What number of lines in the material contain the word "тарифы"? Give that number alone.

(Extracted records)
┏━━

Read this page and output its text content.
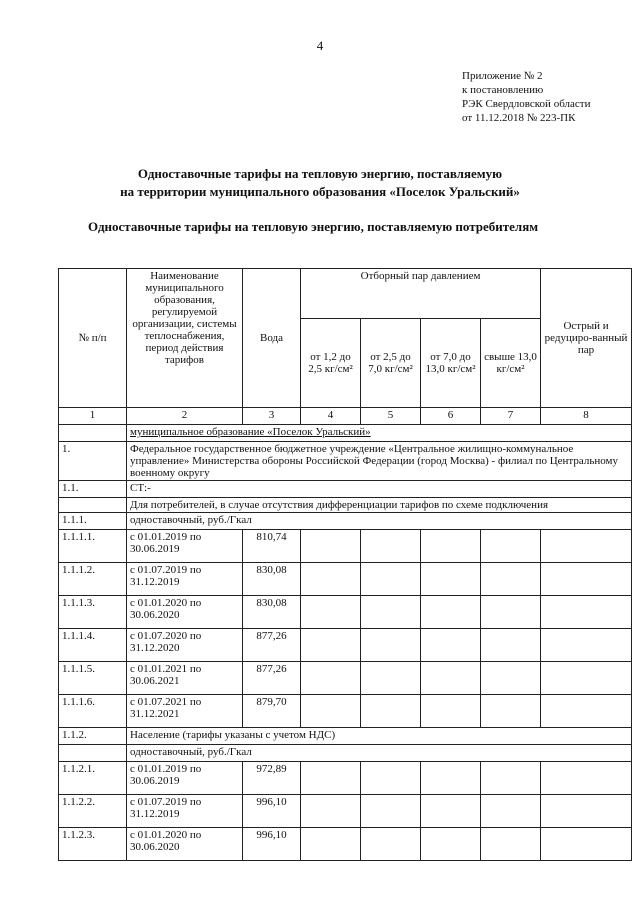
4
Приложение № 2
к постановлению
РЭК Свердловской области
от 11.12.2018 № 223-ПК
Одноставочные тарифы на тепловую энергию, поставляемую
на территории муниципального образования «Поселок Уральский»
Одноставочные тарифы на тепловую энергию, поставляемую потребителям
№ п/п	Наименование муниципального образования, регулируемой организации, системы теплоснабжения, период действия тарифов	Вода	Отборный пар давлением				Острый и редуциро-ванный пар
			от 1,2 до 2,5 кг/см²	от 2,5 до 7,0 кг/см²	от 7,0 до 13,0 кг/см²	свыше 13,0 кг/см²	
1	2	3	4	5	6	7	8
	муниципальное образование «Поселок Уральский»						
1.	Федеральное государственное бюджетное учреждение «Центральное жилищно-коммунальное управление» Министерства обороны Российской Федерации (город Москва) - филиал по Центральному военному округу						
1.1.	СТ:-						
	Для потребителей, в случае отсутствия дифференциации тарифов по схеме подключения						
1.1.1.	одноставочный, руб./Гкал						
1.1.1.1.	с 01.01.2019 по 30.06.2019	810,74					
1.1.1.2.	с 01.07.2019 по 31.12.2019	830,08					
1.1.1.3.	с 01.01.2020 по 30.06.2020	830,08					
1.1.1.4.	с 01.07.2020 по 31.12.2020	877,26					
1.1.1.5.	с 01.01.2021 по 30.06.2021	877,26					
1.1.1.6.	с 01.07.2021 по 31.12.2021	879,70					
1.1.2.	Население (тарифы указаны с учетом НДС)						
	одноставочный, руб./Гкал						
1.1.2.1.	с 01.01.2019 по 30.06.2019	972,89					
1.1.2.2.	с 01.07.2019 по 31.12.2019	996,10					
1.1.2.3.	с 01.01.2020 по 30.06.2020	996,10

┗━━

> [Answer for this exercise] 3